▶ [Problem statement] Would you transcribe the listing that follows, character for character, and omit its images?

▶ [Entries provided]

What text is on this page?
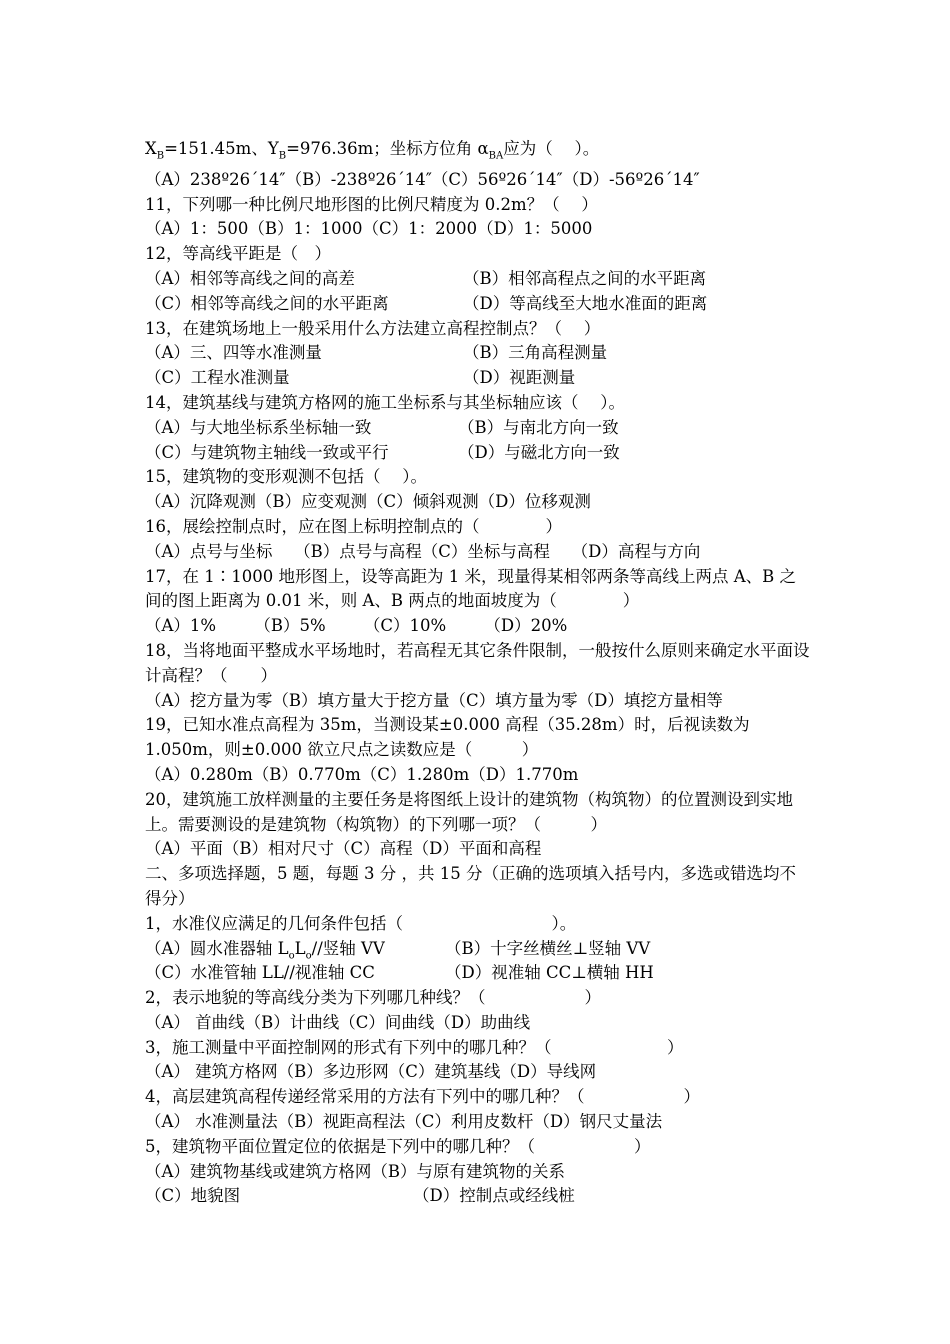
$X_B=151.45m$、$Y_B=976.36m$；坐标方位角 $\alpha_{BA}$应为（　 ）。
（A）238º26΄14″（B）-238º26΄14″（C）56º26΄14″（D）-56º26΄14″
11，下列哪一种比例尺地形图的比例尺精度为 0.2m？（　 ）
（A）1：500（B）1：1000（C）1：2000（D）1：5000
12，等高线平距是（　）
（A）相邻等高线之间的高差	（B）相邻高程点之间的水平距离
（C）相邻等高线之间的水平距离	（D）等高线至大地水准面的距离
13，在建筑场地上一般采用什么方法建立高程控制点？（　 ）
（A）三、四等水准测量	（B）三角高程测量
（C）工程水准测量	（D）视距测量
14，建筑基线与建筑方格网的施工坐标系与其坐标轴应该（　 ）。
（A）与大地坐标系坐标轴一致	（B）与南北方向一致
（C）与建筑物主轴线一致或平行	（D）与磁北方向一致
15，建筑物的变形观测不包括（　 ）。
（A）沉降观测（B）应变观测（C）倾斜观测（D）位移观测
16，展绘控制点时，应在图上标明控制点的（　　　　）
（A）点号与坐标　 （B）点号与高程（C）坐标与高程　 （D）高程与方向
17，在 1∶1000 地形图上，设等高距为 1 米，现量得某相邻两条等高线上两点 A、B 之间的图上距离为 0.01 米，则 A、B 两点的地面坡度为（　　　　）
（A）1%　　 （B）5%　　 （C）10%　　 （D）20%
18，当将地面平整成水平场地时，若高程无其它条件限制，一般按什么原则来确定水平面设计高程？（　　）
（A）挖方量为零（B）填方量大于挖方量（C）填方量为零（D）填挖方量相等
19，已知水准点高程为 35m，当测设某±0.000 高程（35.28m）时，后视读数为 1.050m，则±0.000 欲立尺点之读数应是（　　　）
（A）0.280m（B）0.770m（C）1.280m（D）1.770m
20，建筑施工放样测量的主要任务是将图纸上设计的建筑物（构筑物）的位置测设到实地上。需要测设的是建筑物（构筑物）的下列哪一项？（　　　）
（A）平面（B）相对尺寸（C）高程（D）平面和高程
二、多项选择题，5 题，每题 3 分 ，共 15 分（正确的选项填入括号内，多选或错选均不得分）
1，水准仪应满足的几何条件包括（　　　　　　　　　）。
（A）圆水准器轴 $L_oL_o//$竖轴 VV	（B）十字丝横丝⊥竖轴 VV
（C）水准管轴 LL//视准轴 CC	（D）视准轴 CC⊥横轴 HH
2，表示地貌的等高线分类为下列哪几种线？（　　　　　　）
（A） 首曲线（B）计曲线（C）间曲线（D）助曲线
3，施工测量中平面控制网的形式有下列中的哪几种？（　　　　　　　）
（A） 建筑方格网（B）多边形网（C）建筑基线（D）导线网
4，高层建筑高程传递经常采用的方法有下列中的哪几种？（　　　　　　）
（A） 水准测量法（B）视距高程法（C）利用皮数杆（D）钢尺丈量法
5，建筑物平面位置定位的依据是下列中的哪几种？（　　　　　　）
（A）建筑物基线或建筑方格网（B）与原有建筑物的关系
（C）地貌图	（D）控制点或经线桩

▶ [Solution]
What text is on this page?
$X_B=151.45m$、$Y_B=976.36m$；坐标方位角 $\alpha_{BA}$应为（　 ）。
（A）238º26΄14″（B）-238º26΄14″（C）56º26΄14″（D）-56º26΄14″
11，下列哪一种比例尺地形图的比例尺精度为 0.2m？（　 ）
（A）1：500（B）1：1000（C）1：2000（D）1：5000
12，等高线平距是（　）
（A）相邻等高线之间的高差	（B）相邻高程点之间的水平距离
（C）相邻等高线之间的水平距离	（D）等高线至大地水准面的距离
13，在建筑场地上一般采用什么方法建立高程控制点？（　 ）
（A）三、四等水准测量	（B）三角高程测量
（C）工程水准测量	（D）视距测量
14，建筑基线与建筑方格网的施工坐标系与其坐标轴应该（　 ）。
（A）与大地坐标系坐标轴一致	（B）与南北方向一致
（C）与建筑物主轴线一致或平行	（D）与磁北方向一致
15，建筑物的变形观测不包括（　 ）。
（A）沉降观测（B）应变观测（C）倾斜观测（D）位移观测
16，展绘控制点时，应在图上标明控制点的（　　　　）
（A）点号与坐标　 （B）点号与高程（C）坐标与高程　 （D）高程与方向
17，在 1∶1000 地形图上，设等高距为 1 米，现量得某相邻两条等高线上两点 A、B 之间的图上距离为 0.01 米，则 A、B 两点的地面坡度为（　　　　）
（A）1%　　 （B）5%　　 （C）10%　　 （D）20%
18，当将地面平整成水平场地时，若高程无其它条件限制，一般按什么原则来确定水平面设计高程？（　　）
（A）挖方量为零（B）填方量大于挖方量（C）填方量为零（D）填挖方量相等
19，已知水准点高程为 35m，当测设某±0.000 高程（35.28m）时，后视读数为 1.050m，则±0.000 欲立尺点之读数应是（　　　）
（A）0.280m（B）0.770m（C）1.280m（D）1.770m
20，建筑施工放样测量的主要任务是将图纸上设计的建筑物（构筑物）的位置测设到实地上。需要测设的是建筑物（构筑物）的下列哪一项？（　　　）
（A）平面（B）相对尺寸（C）高程（D）平面和高程
二、多项选择题，5 题，每题 3 分 ，共 15 分（正确的选项填入括号内，多选或错选均不得分）
1，水准仪应满足的几何条件包括（　　　　　　　　　）。
（A）圆水准器轴 $L_oL_o//$竖轴 VV	（B）十字丝横丝⊥竖轴 VV
（C）水准管轴 LL//视准轴 CC	（D）视准轴 CC⊥横轴 HH
2，表示地貌的等高线分类为下列哪几种线？（　　　　　　）
（A） 首曲线（B）计曲线（C）间曲线（D）助曲线
3，施工测量中平面控制网的形式有下列中的哪几种？（　　　　　　　）
（A） 建筑方格网（B）多边形网（C）建筑基线（D）导线网
4，高层建筑高程传递经常采用的方法有下列中的哪几种？（　　　　　　）
（A） 水准测量法（B）视距高程法（C）利用皮数杆（D）钢尺丈量法
5，建筑物平面位置定位的依据是下列中的哪几种？（　　　　　　）
（A）建筑物基线或建筑方格网（B）与原有建筑物的关系
（C）地貌图	（D）控制点或经线桩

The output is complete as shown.